**Selected passage**
++++++++

Michael: My wife loves answering this question for me and she's always like, hey, he's the annoying guy with the ads that pop up all over, but that's his fault. When she would first introduce me that way, I'd feel a little hurt, but then part of me is like, well, that's how people pre perceive ads.

Michael: I will say that I think her answer is a little outdated. I know our children don't spend a lot of time on the web. They grew up watching YouTube and Instagram, and I think nowadays it's probably more, for four and five year olds, it's probably more TikTok. So, I guess I'd be the annoying person who'd make somebody watch a video before they could watch their TikToks.

Kathleen: Yeah. It's so true about YouTube and TikTok, and all these other platforms replacing what we all grew up with. It's a totally different world, right? I'm sure there's going to be some other platform in five years that replaces that.

Michael: I'm sure I'll learn about it from a four or five year old.

Kathleen: Exactly. Exactly. Well, you have worked in so many different roles in the industry, as I alluded to when we first started, and you've also worked for some incredibly well known companies and then some smaller ones. So, maybe we could just start with you tracing back in history a little bit, and talking about how you got into ad ops in the first place.

Michael: Sure, absolutely. I kind of started in development, and there was a time where I felt I hit my ceiling, as how much money I could make in development. Then, I was like, well, what should I do next? I went into project management. So, I was a project manager in banking and I missed technology. So, I left banking.

Michael: I went back into project management for more digital or more technology, and I kept getting all these jobs that were related around advertising. I didn't really go out and find, ad ops. Ad ops, I feel like, found me as the industry began to change from just serving an image. It became more and more technical, and you had these executions, as opposed to just serving a magazine ad, and you really needed to kind of understand technology. So, I fell into it that way.

Kathleen: So, what do you think it was about your background that made you well suited to ad ops?

Michael: I think having that project management background, as well as being able to look at ad calls and debug and that whole analytics aspect of it, I think is how ad ops kind of started. The very cool thing about ad ops is you're so close to the data, right? So, you can make a change and measure that change from a revenue standpoint. Having analytics and the ability to be able to analyze those large sets of data, I think sets you up for, not just ad ops, but your next job in the future.

++++++++

**Stored rows**
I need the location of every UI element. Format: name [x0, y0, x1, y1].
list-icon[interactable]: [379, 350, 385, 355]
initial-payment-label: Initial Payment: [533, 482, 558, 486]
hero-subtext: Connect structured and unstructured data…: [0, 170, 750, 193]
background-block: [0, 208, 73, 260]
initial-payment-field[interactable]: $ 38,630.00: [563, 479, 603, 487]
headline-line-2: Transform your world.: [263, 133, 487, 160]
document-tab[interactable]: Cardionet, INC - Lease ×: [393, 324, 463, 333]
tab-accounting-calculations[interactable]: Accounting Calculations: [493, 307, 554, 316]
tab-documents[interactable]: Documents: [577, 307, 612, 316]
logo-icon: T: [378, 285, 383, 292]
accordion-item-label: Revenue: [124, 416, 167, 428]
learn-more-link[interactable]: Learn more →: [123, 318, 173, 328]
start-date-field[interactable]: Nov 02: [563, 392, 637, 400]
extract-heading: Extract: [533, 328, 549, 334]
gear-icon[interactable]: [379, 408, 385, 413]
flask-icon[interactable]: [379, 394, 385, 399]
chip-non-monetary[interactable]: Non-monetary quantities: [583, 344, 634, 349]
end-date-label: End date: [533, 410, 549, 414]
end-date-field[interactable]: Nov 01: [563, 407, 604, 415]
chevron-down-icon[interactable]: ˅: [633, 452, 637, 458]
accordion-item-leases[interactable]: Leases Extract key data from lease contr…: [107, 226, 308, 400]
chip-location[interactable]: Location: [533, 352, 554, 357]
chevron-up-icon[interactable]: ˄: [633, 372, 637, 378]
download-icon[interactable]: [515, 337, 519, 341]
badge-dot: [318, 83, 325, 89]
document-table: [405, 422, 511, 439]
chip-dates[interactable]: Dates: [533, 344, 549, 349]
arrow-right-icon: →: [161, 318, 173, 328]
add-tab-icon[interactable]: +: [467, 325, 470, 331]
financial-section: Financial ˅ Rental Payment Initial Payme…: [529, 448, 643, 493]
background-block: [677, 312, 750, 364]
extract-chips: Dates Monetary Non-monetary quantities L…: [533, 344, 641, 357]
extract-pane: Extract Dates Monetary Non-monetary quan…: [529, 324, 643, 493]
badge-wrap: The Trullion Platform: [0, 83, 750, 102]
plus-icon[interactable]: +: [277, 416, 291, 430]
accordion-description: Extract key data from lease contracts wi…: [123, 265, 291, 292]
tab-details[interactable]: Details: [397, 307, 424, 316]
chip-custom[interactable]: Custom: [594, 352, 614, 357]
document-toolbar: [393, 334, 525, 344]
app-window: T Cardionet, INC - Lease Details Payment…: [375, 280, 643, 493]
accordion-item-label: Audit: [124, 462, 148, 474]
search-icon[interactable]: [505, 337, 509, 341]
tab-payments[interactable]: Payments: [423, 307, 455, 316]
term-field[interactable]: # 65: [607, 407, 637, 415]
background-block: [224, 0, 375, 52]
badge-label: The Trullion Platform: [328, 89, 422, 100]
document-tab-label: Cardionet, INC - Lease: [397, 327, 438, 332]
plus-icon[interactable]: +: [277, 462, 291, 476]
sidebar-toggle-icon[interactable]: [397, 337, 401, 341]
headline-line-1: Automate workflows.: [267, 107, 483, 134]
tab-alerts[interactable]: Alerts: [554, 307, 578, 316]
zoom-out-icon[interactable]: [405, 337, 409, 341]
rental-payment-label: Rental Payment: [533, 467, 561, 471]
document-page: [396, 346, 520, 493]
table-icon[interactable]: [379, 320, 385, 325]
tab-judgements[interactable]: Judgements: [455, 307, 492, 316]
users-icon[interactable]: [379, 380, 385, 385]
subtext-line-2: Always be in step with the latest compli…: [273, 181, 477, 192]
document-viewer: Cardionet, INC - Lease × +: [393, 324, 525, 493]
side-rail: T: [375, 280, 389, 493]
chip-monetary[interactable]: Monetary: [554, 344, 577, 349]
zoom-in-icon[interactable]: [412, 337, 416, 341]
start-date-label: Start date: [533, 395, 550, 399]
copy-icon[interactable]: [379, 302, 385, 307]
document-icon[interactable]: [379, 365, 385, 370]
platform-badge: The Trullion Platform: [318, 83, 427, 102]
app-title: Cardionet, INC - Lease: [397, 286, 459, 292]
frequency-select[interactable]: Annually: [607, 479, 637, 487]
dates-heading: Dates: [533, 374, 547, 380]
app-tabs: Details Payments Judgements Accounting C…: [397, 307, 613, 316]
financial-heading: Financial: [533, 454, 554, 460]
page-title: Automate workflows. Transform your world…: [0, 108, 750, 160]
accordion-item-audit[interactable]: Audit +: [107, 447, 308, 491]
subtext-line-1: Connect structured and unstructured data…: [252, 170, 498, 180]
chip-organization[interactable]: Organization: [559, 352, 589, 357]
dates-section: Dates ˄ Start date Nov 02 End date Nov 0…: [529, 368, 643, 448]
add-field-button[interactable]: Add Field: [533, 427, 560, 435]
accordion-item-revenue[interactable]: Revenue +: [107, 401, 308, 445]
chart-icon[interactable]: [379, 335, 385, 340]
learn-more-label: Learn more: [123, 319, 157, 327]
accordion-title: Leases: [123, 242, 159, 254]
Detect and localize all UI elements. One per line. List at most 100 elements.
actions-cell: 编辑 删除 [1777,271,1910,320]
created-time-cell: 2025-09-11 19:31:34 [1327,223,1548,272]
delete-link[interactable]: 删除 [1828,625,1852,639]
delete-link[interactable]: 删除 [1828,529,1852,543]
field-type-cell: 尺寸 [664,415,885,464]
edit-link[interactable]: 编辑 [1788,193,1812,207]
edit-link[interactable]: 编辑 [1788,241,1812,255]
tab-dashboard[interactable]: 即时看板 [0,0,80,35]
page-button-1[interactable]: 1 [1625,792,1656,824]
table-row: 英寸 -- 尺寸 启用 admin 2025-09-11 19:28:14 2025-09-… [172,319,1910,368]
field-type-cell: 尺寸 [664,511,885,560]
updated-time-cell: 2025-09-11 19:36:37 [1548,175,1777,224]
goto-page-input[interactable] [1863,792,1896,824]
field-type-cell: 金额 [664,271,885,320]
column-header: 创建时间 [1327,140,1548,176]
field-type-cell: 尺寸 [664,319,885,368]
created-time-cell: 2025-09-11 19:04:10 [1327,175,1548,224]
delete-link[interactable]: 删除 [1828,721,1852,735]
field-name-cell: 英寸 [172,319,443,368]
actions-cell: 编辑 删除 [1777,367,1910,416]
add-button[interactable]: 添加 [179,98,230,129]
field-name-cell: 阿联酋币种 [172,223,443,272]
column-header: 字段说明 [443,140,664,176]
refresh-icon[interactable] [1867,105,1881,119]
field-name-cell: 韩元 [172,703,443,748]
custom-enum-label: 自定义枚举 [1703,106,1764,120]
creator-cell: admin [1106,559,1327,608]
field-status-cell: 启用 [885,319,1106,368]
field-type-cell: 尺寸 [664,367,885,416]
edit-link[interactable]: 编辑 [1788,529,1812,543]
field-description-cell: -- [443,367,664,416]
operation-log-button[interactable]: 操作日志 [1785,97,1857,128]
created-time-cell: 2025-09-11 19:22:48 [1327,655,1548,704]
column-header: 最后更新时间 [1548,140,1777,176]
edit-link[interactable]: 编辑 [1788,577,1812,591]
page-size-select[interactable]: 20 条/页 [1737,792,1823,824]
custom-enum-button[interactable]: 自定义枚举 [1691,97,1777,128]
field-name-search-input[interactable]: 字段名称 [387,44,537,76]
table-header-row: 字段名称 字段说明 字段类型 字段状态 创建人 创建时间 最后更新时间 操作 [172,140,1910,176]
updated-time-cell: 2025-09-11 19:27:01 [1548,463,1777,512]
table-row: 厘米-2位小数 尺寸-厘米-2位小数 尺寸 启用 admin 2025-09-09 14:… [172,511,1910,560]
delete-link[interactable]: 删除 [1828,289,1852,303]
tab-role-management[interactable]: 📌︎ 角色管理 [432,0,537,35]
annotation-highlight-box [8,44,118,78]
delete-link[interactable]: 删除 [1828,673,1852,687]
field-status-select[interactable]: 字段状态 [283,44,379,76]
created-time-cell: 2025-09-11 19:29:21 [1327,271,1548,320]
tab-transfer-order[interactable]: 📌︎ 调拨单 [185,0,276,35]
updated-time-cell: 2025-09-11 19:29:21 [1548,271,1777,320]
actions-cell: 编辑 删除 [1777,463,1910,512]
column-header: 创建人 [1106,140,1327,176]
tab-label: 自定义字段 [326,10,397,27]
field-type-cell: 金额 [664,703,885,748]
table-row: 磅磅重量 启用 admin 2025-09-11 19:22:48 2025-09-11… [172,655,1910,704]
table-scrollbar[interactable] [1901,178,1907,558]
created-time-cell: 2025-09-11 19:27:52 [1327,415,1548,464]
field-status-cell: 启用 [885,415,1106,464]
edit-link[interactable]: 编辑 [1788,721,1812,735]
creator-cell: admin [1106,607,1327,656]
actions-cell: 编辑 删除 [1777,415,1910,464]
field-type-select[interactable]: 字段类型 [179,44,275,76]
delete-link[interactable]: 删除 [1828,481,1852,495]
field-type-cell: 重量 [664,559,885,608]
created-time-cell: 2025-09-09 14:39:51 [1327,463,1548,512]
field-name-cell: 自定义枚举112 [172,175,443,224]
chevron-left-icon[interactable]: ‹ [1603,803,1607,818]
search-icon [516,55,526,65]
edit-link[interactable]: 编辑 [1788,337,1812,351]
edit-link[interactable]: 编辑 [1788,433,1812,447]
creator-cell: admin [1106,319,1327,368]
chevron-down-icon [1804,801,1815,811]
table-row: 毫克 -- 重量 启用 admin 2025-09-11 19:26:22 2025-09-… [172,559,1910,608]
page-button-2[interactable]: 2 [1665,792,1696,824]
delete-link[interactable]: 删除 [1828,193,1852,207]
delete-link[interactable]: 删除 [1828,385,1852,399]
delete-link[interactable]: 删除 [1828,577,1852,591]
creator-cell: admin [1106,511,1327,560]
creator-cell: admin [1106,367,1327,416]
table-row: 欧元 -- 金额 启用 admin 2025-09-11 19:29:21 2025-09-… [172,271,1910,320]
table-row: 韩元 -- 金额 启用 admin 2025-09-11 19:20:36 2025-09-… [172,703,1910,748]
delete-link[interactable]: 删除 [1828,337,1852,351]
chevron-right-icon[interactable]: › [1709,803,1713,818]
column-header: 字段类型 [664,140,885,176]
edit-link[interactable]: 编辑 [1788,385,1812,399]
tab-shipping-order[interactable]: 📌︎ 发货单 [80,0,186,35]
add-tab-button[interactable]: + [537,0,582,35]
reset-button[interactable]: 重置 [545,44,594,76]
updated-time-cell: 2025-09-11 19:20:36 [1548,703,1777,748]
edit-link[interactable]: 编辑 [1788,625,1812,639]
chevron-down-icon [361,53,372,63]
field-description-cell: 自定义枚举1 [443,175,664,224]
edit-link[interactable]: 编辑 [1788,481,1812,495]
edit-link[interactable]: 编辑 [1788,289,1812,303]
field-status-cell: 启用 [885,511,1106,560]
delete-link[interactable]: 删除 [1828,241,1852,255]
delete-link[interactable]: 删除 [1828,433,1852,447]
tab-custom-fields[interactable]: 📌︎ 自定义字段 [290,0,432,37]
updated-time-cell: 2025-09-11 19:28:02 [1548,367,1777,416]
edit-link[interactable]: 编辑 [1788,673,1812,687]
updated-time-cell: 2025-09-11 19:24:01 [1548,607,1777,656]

++++++++

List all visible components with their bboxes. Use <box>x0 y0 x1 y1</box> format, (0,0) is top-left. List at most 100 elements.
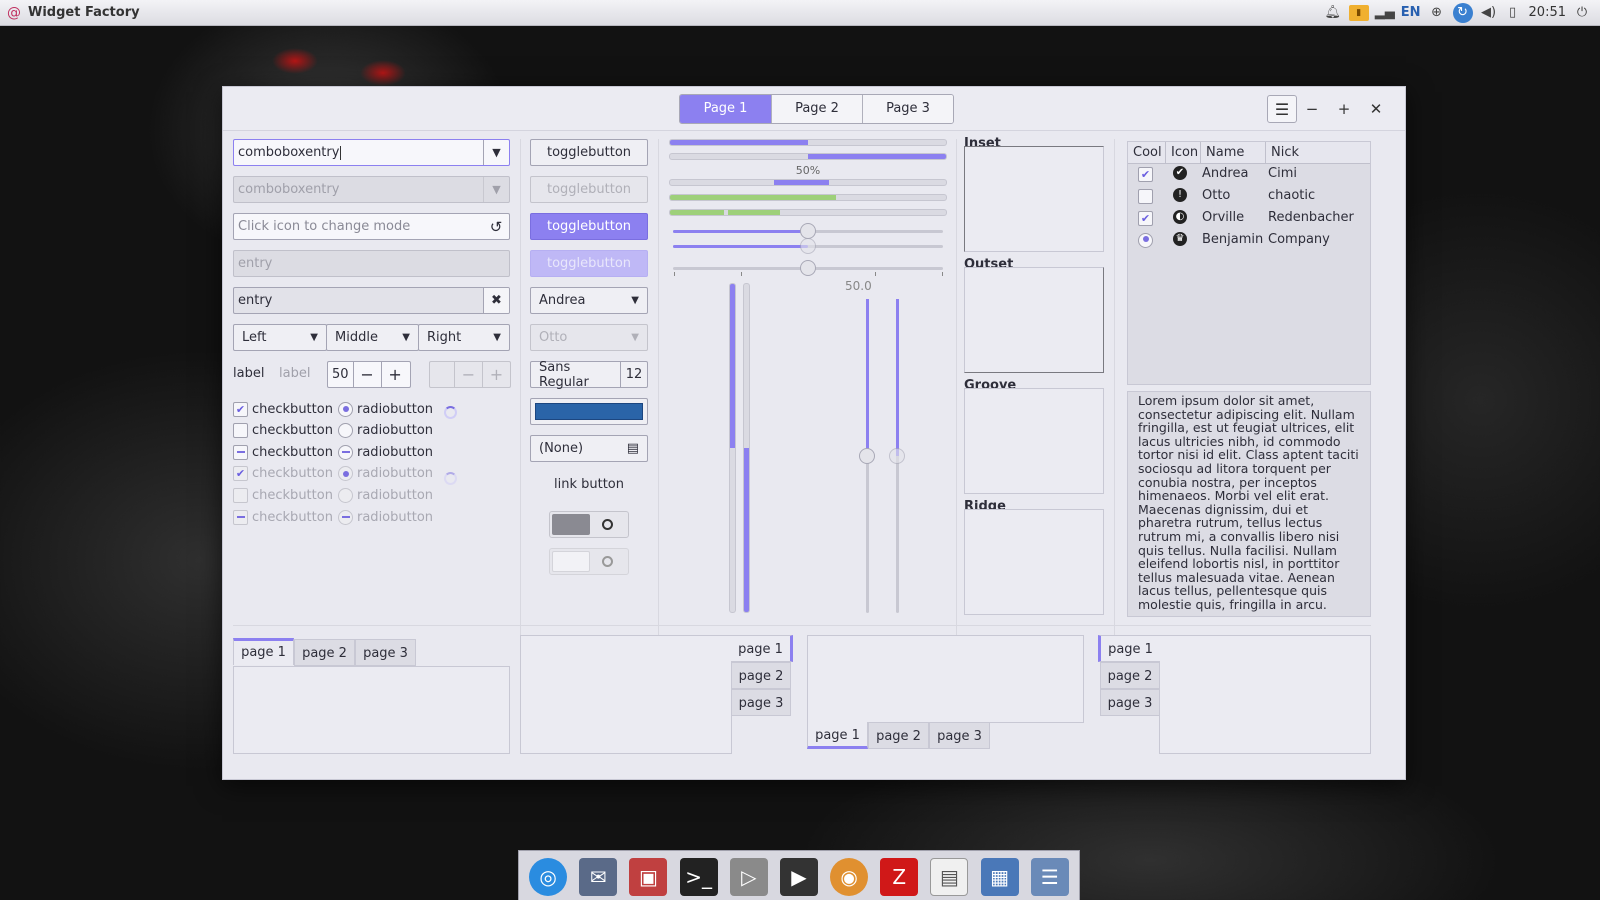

++++++++

**Direction 1**
Repeat word for word the part of the ad ops interview that opens with "Michael: I went" and closes with "it that way.".
**Direction 2**
Decide whether each statement agrees with the ad ops interview, answering yes or no and quoting the deciding words: (a) Michael left banking because he missed technology. (b) Michael went out looking for a job in ad ops. (c) Michael thinks his wife's way of introducing him is up to date.
The records are separate material and have no connection to the ad ops interview.

**Correct result 1**
Michael: I went back into project management for more digital or more technology, and I kept getting all these jobs that were related around advertising. I didn't really go out and find, ad ops. Ad ops, I feel like, found me as the industry began to change from just serving an image. It became more and more technical, and you had these executions, as opposed to just serving a magazine ad, and you really needed to kind of understand technology. So, I fell into it that way.

**Correct result 2**
(a) Yes: "I was a project manager in banking and I missed technology. So, I left banking."
(b) No: "I didn't really go out and find, ad ops. Ad ops, I feel like, found me"
(c) No: "I think her answer is a little outdated."